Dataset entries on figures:
==================================================
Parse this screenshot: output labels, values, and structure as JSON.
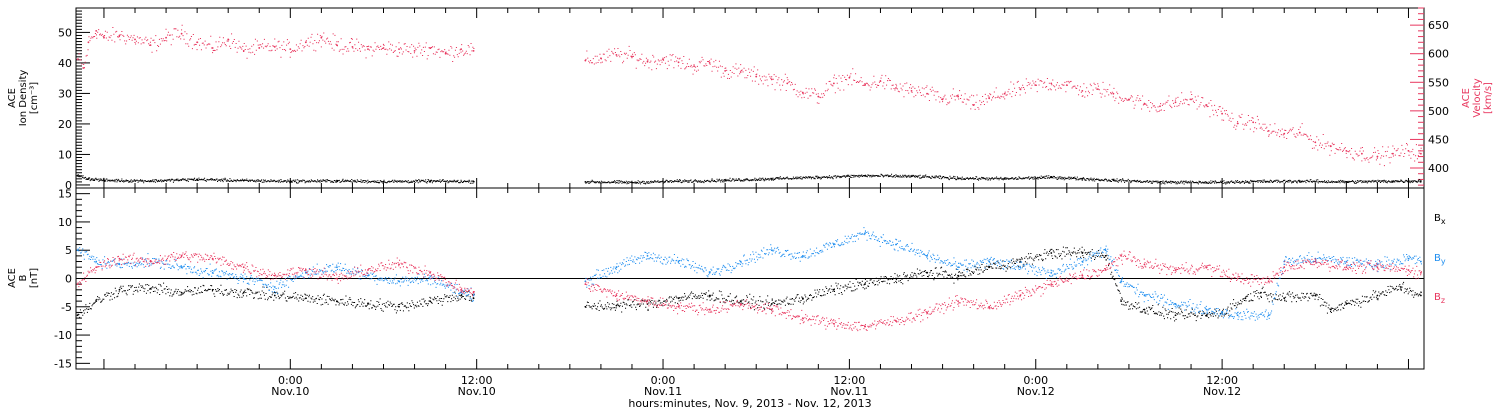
{
  "colors": {
    "black": "#000000",
    "pink": "#e8365e",
    "blue": "#1f8ef0"
  },
  "chart_data": [
    {
      "type": "scatter",
      "panel": "top",
      "left_axis": {
        "label_lines": [
          "ACE",
          "Ion Density",
          "[cm⁻³]"
        ],
        "ylim": [
          -1,
          58
        ],
        "ticks": [
          0,
          10,
          20,
          30,
          40,
          50
        ]
      },
      "right_axis": {
        "label_lines": [
          "ACE",
          "Velocity",
          "[km/s]"
        ],
        "color": "#e8365e",
        "ylim": [
          365,
          680
        ],
        "ticks": [
          400,
          450,
          500,
          550,
          600,
          650
        ]
      },
      "x_unit": "hours since Nov. 9 00:00",
      "xlim": [
        10.2,
        97.0
      ],
      "series": [
        {
          "axis": "right",
          "color": "#e8365e",
          "points": [
            [
              10.3,
              590
            ],
            [
              10.7,
              575
            ],
            [
              11.0,
              620
            ],
            [
              11.5,
              640
            ],
            [
              12.0,
              628
            ],
            [
              13.0,
              632
            ],
            [
              14.0,
              625
            ],
            [
              15.0,
              615
            ],
            [
              16.0,
              628
            ],
            [
              17.0,
              635
            ],
            [
              18.0,
              620
            ],
            [
              19.0,
              610
            ],
            [
              20.0,
              625
            ],
            [
              21.0,
              605
            ],
            [
              22.0,
              610
            ],
            [
              23.0,
              612
            ],
            [
              24.0,
              608
            ],
            [
              25.0,
              620
            ],
            [
              26.0,
              628
            ],
            [
              27.0,
              615
            ],
            [
              28.0,
              612
            ],
            [
              29.0,
              608
            ],
            [
              30.0,
              610
            ],
            [
              31.0,
              608
            ],
            [
              32.0,
              605
            ],
            [
              33.0,
              610
            ],
            [
              34.0,
              600
            ],
            [
              35.0,
              608
            ],
            [
              35.8,
              605
            ],
            [
              43.0,
              588
            ],
            [
              44.0,
              592
            ],
            [
              45.0,
              598
            ],
            [
              46.0,
              595
            ],
            [
              47.0,
              586
            ],
            [
              48.0,
              590
            ],
            [
              49.0,
              585
            ],
            [
              50.0,
              578
            ],
            [
              51.0,
              584
            ],
            [
              52.0,
              570
            ],
            [
              53.0,
              568
            ],
            [
              54.0,
              560
            ],
            [
              55.0,
              555
            ],
            [
              56.0,
              548
            ],
            [
              57.0,
              532
            ],
            [
              58.0,
              525
            ],
            [
              59.0,
              548
            ],
            [
              60.0,
              558
            ],
            [
              61.0,
              545
            ],
            [
              62.0,
              552
            ],
            [
              63.0,
              540
            ],
            [
              64.0,
              535
            ],
            [
              65.0,
              530
            ],
            [
              66.0,
              520
            ],
            [
              67.0,
              525
            ],
            [
              68.0,
              510
            ],
            [
              69.0,
              522
            ],
            [
              70.0,
              530
            ],
            [
              71.0,
              538
            ],
            [
              72.0,
              545
            ],
            [
              73.0,
              548
            ],
            [
              74.0,
              545
            ],
            [
              75.0,
              535
            ],
            [
              76.0,
              538
            ],
            [
              77.0,
              530
            ],
            [
              78.0,
              520
            ],
            [
              79.0,
              512
            ],
            [
              80.0,
              508
            ],
            [
              81.0,
              515
            ],
            [
              82.0,
              520
            ],
            [
              83.0,
              510
            ],
            [
              84.0,
              495
            ],
            [
              85.0,
              478
            ],
            [
              86.0,
              480
            ],
            [
              87.0,
              465
            ],
            [
              88.0,
              460
            ],
            [
              89.0,
              462
            ],
            [
              90.0,
              445
            ],
            [
              91.0,
              438
            ],
            [
              92.0,
              430
            ],
            [
              93.0,
              425
            ],
            [
              94.0,
              420
            ],
            [
              95.0,
              425
            ],
            [
              96.0,
              430
            ],
            [
              96.8,
              425
            ]
          ]
        },
        {
          "axis": "left",
          "color": "#000000",
          "points": [
            [
              10.3,
              3.0
            ],
            [
              11.0,
              2.0
            ],
            [
              12.0,
              1.5
            ],
            [
              15.0,
              1.3
            ],
            [
              18.0,
              1.8
            ],
            [
              21.0,
              1.4
            ],
            [
              24.0,
              1.2
            ],
            [
              27.0,
              1.3
            ],
            [
              30.0,
              1.1
            ],
            [
              33.0,
              1.2
            ],
            [
              35.8,
              1.1
            ],
            [
              43.0,
              1.0
            ],
            [
              46.0,
              0.8
            ],
            [
              49.0,
              1.2
            ],
            [
              52.0,
              1.5
            ],
            [
              55.0,
              2.0
            ],
            [
              58.0,
              2.5
            ],
            [
              61.0,
              3.0
            ],
            [
              64.0,
              2.8
            ],
            [
              67.0,
              2.2
            ],
            [
              70.0,
              2.0
            ],
            [
              73.0,
              2.5
            ],
            [
              75.0,
              2.0
            ],
            [
              77.0,
              1.5
            ],
            [
              80.0,
              0.9
            ],
            [
              83.0,
              0.8
            ],
            [
              86.0,
              1.1
            ],
            [
              89.0,
              1.2
            ],
            [
              92.0,
              1.0
            ],
            [
              95.0,
              1.2
            ],
            [
              96.8,
              1.3
            ]
          ]
        }
      ]
    },
    {
      "type": "scatter",
      "panel": "bottom",
      "left_axis": {
        "label_lines": [
          "ACE",
          "B",
          "[nT]"
        ],
        "ylim": [
          -16,
          16
        ],
        "ticks": [
          -15,
          -10,
          -5,
          0,
          5,
          10,
          15
        ]
      },
      "xlim": [
        10.2,
        97.0
      ],
      "zero_line": true,
      "legend": [
        {
          "label": "B",
          "sub": "x",
          "color": "#000000"
        },
        {
          "label": "B",
          "sub": "y",
          "color": "#1f8ef0"
        },
        {
          "label": "B",
          "sub": "z",
          "color": "#e8365e"
        }
      ],
      "series": [
        {
          "name": "Bx",
          "color": "#000000",
          "points": [
            [
              10.3,
              -6.5
            ],
            [
              11.5,
              -4.0
            ],
            [
              13.0,
              -2.0
            ],
            [
              15.0,
              -1.8
            ],
            [
              17.0,
              -2.5
            ],
            [
              19.0,
              -2.0
            ],
            [
              21.0,
              -2.5
            ],
            [
              23.0,
              -3.0
            ],
            [
              25.0,
              -3.5
            ],
            [
              27.0,
              -4.0
            ],
            [
              29.0,
              -4.5
            ],
            [
              31.0,
              -5.0
            ],
            [
              33.0,
              -4.0
            ],
            [
              35.0,
              -3.0
            ],
            [
              35.8,
              -3.5
            ],
            [
              43.0,
              -5.0
            ],
            [
              45.0,
              -4.8
            ],
            [
              47.0,
              -4.5
            ],
            [
              49.0,
              -3.5
            ],
            [
              51.0,
              -3.0
            ],
            [
              53.0,
              -4.0
            ],
            [
              55.0,
              -4.5
            ],
            [
              57.0,
              -3.5
            ],
            [
              59.0,
              -2.0
            ],
            [
              61.0,
              -1.0
            ],
            [
              63.0,
              0.0
            ],
            [
              65.0,
              1.0
            ],
            [
              67.0,
              0.5
            ],
            [
              69.0,
              2.0
            ],
            [
              71.0,
              3.0
            ],
            [
              73.0,
              4.5
            ],
            [
              75.0,
              4.5
            ],
            [
              76.5,
              4.0
            ],
            [
              77.5,
              -4.0
            ],
            [
              79.0,
              -5.5
            ],
            [
              81.0,
              -6.5
            ],
            [
              83.0,
              -6.5
            ],
            [
              84.0,
              -6.0
            ],
            [
              85.5,
              -3.5
            ],
            [
              86.5,
              -2.5
            ],
            [
              88.0,
              -3.5
            ],
            [
              90.0,
              -3.0
            ],
            [
              91.0,
              -5.5
            ],
            [
              92.0,
              -4.5
            ],
            [
              94.0,
              -3.0
            ],
            [
              95.5,
              -1.5
            ],
            [
              96.8,
              -3.0
            ]
          ]
        },
        {
          "name": "By",
          "color": "#1f8ef0",
          "points": [
            [
              10.3,
              5.0
            ],
            [
              11.5,
              3.0
            ],
            [
              13.0,
              2.5
            ],
            [
              15.0,
              3.0
            ],
            [
              17.0,
              2.0
            ],
            [
              19.0,
              1.0
            ],
            [
              21.0,
              0.0
            ],
            [
              23.0,
              -1.5
            ],
            [
              25.0,
              1.0
            ],
            [
              27.0,
              2.0
            ],
            [
              29.0,
              0.5
            ],
            [
              31.0,
              -0.5
            ],
            [
              33.0,
              0.0
            ],
            [
              35.0,
              -2.5
            ],
            [
              35.8,
              -3.0
            ],
            [
              43.0,
              -0.5
            ],
            [
              45.0,
              2.0
            ],
            [
              47.0,
              4.0
            ],
            [
              49.0,
              3.0
            ],
            [
              51.0,
              1.0
            ],
            [
              53.0,
              3.0
            ],
            [
              55.0,
              5.0
            ],
            [
              57.0,
              4.0
            ],
            [
              59.0,
              6.0
            ],
            [
              61.0,
              8.0
            ],
            [
              63.0,
              6.0
            ],
            [
              65.0,
              4.0
            ],
            [
              67.0,
              2.0
            ],
            [
              69.0,
              3.0
            ],
            [
              71.0,
              2.0
            ],
            [
              73.0,
              1.0
            ],
            [
              75.0,
              3.0
            ],
            [
              76.5,
              5.0
            ],
            [
              77.5,
              -0.5
            ],
            [
              79.0,
              -3.0
            ],
            [
              81.0,
              -4.5
            ],
            [
              83.0,
              -5.5
            ],
            [
              84.0,
              -6.0
            ],
            [
              85.0,
              -6.5
            ],
            [
              87.0,
              -6.5
            ],
            [
              88.0,
              3.0
            ],
            [
              90.0,
              3.5
            ],
            [
              92.0,
              3.0
            ],
            [
              94.0,
              2.5
            ],
            [
              96.0,
              3.5
            ],
            [
              96.8,
              3.0
            ]
          ]
        },
        {
          "name": "Bz",
          "color": "#e8365e",
          "points": [
            [
              10.3,
              -1.0
            ],
            [
              11.5,
              2.0
            ],
            [
              13.0,
              3.5
            ],
            [
              15.0,
              3.0
            ],
            [
              17.0,
              4.0
            ],
            [
              19.0,
              3.5
            ],
            [
              21.0,
              2.0
            ],
            [
              23.0,
              0.5
            ],
            [
              25.0,
              1.5
            ],
            [
              27.0,
              0.0
            ],
            [
              29.0,
              1.5
            ],
            [
              31.0,
              2.5
            ],
            [
              33.0,
              1.0
            ],
            [
              35.0,
              -2.0
            ],
            [
              35.8,
              -2.5
            ],
            [
              43.0,
              -1.0
            ],
            [
              45.0,
              -3.0
            ],
            [
              47.0,
              -4.0
            ],
            [
              49.0,
              -5.0
            ],
            [
              51.0,
              -5.5
            ],
            [
              53.0,
              -4.5
            ],
            [
              55.0,
              -5.5
            ],
            [
              57.0,
              -7.0
            ],
            [
              59.0,
              -8.0
            ],
            [
              61.0,
              -8.5
            ],
            [
              63.0,
              -7.5
            ],
            [
              65.0,
              -6.0
            ],
            [
              67.0,
              -4.0
            ],
            [
              69.0,
              -5.0
            ],
            [
              71.0,
              -3.0
            ],
            [
              73.0,
              -1.0
            ],
            [
              75.0,
              0.5
            ],
            [
              76.5,
              1.5
            ],
            [
              77.5,
              4.0
            ],
            [
              79.0,
              2.5
            ],
            [
              81.0,
              1.5
            ],
            [
              83.0,
              2.0
            ],
            [
              85.0,
              0.0
            ],
            [
              87.0,
              -0.5
            ],
            [
              88.0,
              2.0
            ],
            [
              90.0,
              3.0
            ],
            [
              92.0,
              2.0
            ],
            [
              94.0,
              2.0
            ],
            [
              96.0,
              1.5
            ],
            [
              96.8,
              1.0
            ]
          ]
        }
      ]
    }
  ],
  "x_axis": {
    "tick_hours": [
      24,
      36,
      48,
      60,
      72,
      84
    ],
    "tick_labels": [
      [
        "0:00",
        "Nov.10"
      ],
      [
        "12:00",
        "Nov.10"
      ],
      [
        "0:00",
        "Nov.11"
      ],
      [
        "12:00",
        "Nov.11"
      ],
      [
        "0:00",
        "Nov.12"
      ],
      [
        "12:00",
        "Nov.12"
      ]
    ],
    "minor_step_hours": 2,
    "title": "hours:minutes, Nov.  9, 2013 - Nov. 12, 2013"
  }
}
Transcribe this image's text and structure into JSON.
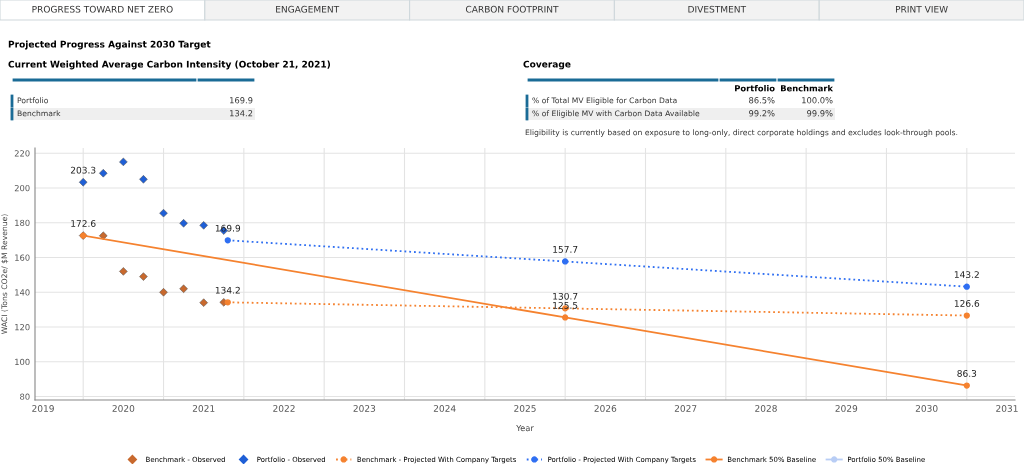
{
  "chart_data": [
    {
      "type": "other",
      "annotations": [
        "PROGRESS TOWARD NET ZERO",
        "ENGAGEMENT",
        "CARBON FOOTPRINT",
        "DIVESTMENT",
        "PRINT VIEW"
      ]
    },
    {
      "type": "other",
      "title": "Projected Progress Against 2030 Target",
      "subtitle": "Current Weighted Average Carbon Intensity (October 21, 2021)",
      "categories": [
        "Portfolio",
        "Benchmark"
      ],
      "series": [
        {
          "values": [
            169.9,
            134.2
          ]
        }
      ],
      "data_labels": true
    },
    {
      "type": "other",
      "title": "Coverage",
      "categories": [
        "% of Total MV Eligible for Carbon Data",
        "% of Eligible MV with Carbon Data Available"
      ],
      "series": [
        {
          "name": "Portfolio",
          "values": [
            86.5,
            99.2
          ],
          "value_labels": [
            "86.5%",
            "99.2%"
          ]
        },
        {
          "name": "Benchmark",
          "values": [
            100.0,
            99.9
          ],
          "value_labels": [
            "100.0%",
            "99.9%"
          ]
        }
      ],
      "annotations": [
        "Eligibility is currently based on exposure to long-only, direct corporate holdings and excludes look-through pools."
      ]
    },
    {
      "type": "line",
      "xlabel": "Year",
      "ylabel": "WACI (Tons CO2e/ $M Revenue)",
      "xlim": [
        2018.9,
        2031.1
      ],
      "ylim": [
        78,
        223
      ],
      "xticks": [
        2019,
        2020,
        2021,
        2022,
        2023,
        2024,
        2025,
        2026,
        2027,
        2028,
        2029,
        2030,
        2031,
        {
          "value": 2019.5,
          "label": null
        },
        {
          "value": 2020.5,
          "label": null
        },
        {
          "value": 2021.5,
          "label": null
        },
        {
          "value": 2022.5,
          "label": null
        },
        {
          "value": 2023.5,
          "label": null
        },
        {
          "value": 2024.5,
          "label": null
        },
        {
          "value": 2025.5,
          "label": null
        },
        {
          "value": 2026.5,
          "label": null
        },
        {
          "value": 2027.5,
          "label": null
        },
        {
          "value": 2028.5,
          "label": null
        },
        {
          "value": 2029.5,
          "label": null
        },
        {
          "value": 2030.5,
          "label": null
        }
      ],
      "yticks": [
        80,
        100,
        120,
        140,
        160,
        180,
        200,
        220
      ],
      "grid": true,
      "legend": "bottom",
      "series": [
        {
          "name": "Benchmark - Observed",
          "type": "scatter",
          "marker": "diamond",
          "color": "#c8692e",
          "x": [
            2019.5,
            2019.75,
            2020,
            2020.25,
            2020.5,
            2020.75,
            2021,
            2021.25
          ],
          "values": [
            172.6,
            172.5,
            152,
            149,
            140,
            142,
            134,
            134.2
          ],
          "value_labels": [
            "172.6",
            null,
            null,
            null,
            null,
            null,
            null,
            null
          ]
        },
        {
          "name": "Portfolio - Observed",
          "type": "scatter",
          "marker": "diamond",
          "color": "#1f5fd6",
          "x": [
            2019.5,
            2019.75,
            2020,
            2020.25,
            2020.5,
            2020.75,
            2021,
            2021.25
          ],
          "values": [
            203.3,
            208.5,
            215,
            205,
            185.5,
            179.7,
            178.5,
            175.5
          ],
          "value_labels": [
            "203.3",
            null,
            null,
            null,
            null,
            null,
            null,
            null
          ]
        },
        {
          "name": "Benchmark - Projected With Company Targets",
          "type": "line",
          "marker": "circle",
          "line_style": "dotted",
          "color": "#f5822f",
          "x": [
            2021.3,
            2025.5,
            2030.5
          ],
          "values": [
            134.2,
            130.7,
            126.6
          ],
          "value_labels": [
            "134.2",
            "130.7",
            "126.6"
          ]
        },
        {
          "name": "Portfolio - Projected With Company Targets",
          "type": "line",
          "marker": "circle",
          "line_style": "dotted",
          "color": "#2f6ff2",
          "x": [
            2021.3,
            2025.5,
            2030.5
          ],
          "values": [
            169.9,
            157.7,
            143.2
          ],
          "value_labels": [
            "169.9",
            "157.7",
            "143.2"
          ]
        },
        {
          "name": "Benchmark 50% Baseline",
          "type": "line",
          "marker": "circle",
          "line_style": "solid",
          "color": "#f5822f",
          "x": [
            2019.5,
            2025.5,
            2030.5
          ],
          "values": [
            172.6,
            125.5,
            86.3
          ],
          "value_labels": [
            null,
            "125.5",
            "86.3"
          ]
        },
        {
          "name": "Portfolio 50% Baseline",
          "type": "line",
          "marker": "circle",
          "line_style": "solid",
          "color": "#b8cdf5"
        }
      ]
    }
  ]
}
==================================================
EXERCISE OBJECTIVE: Give the number of lines in the listing above that hold the string "this", with nothing else.

WORKED ANSWER: 2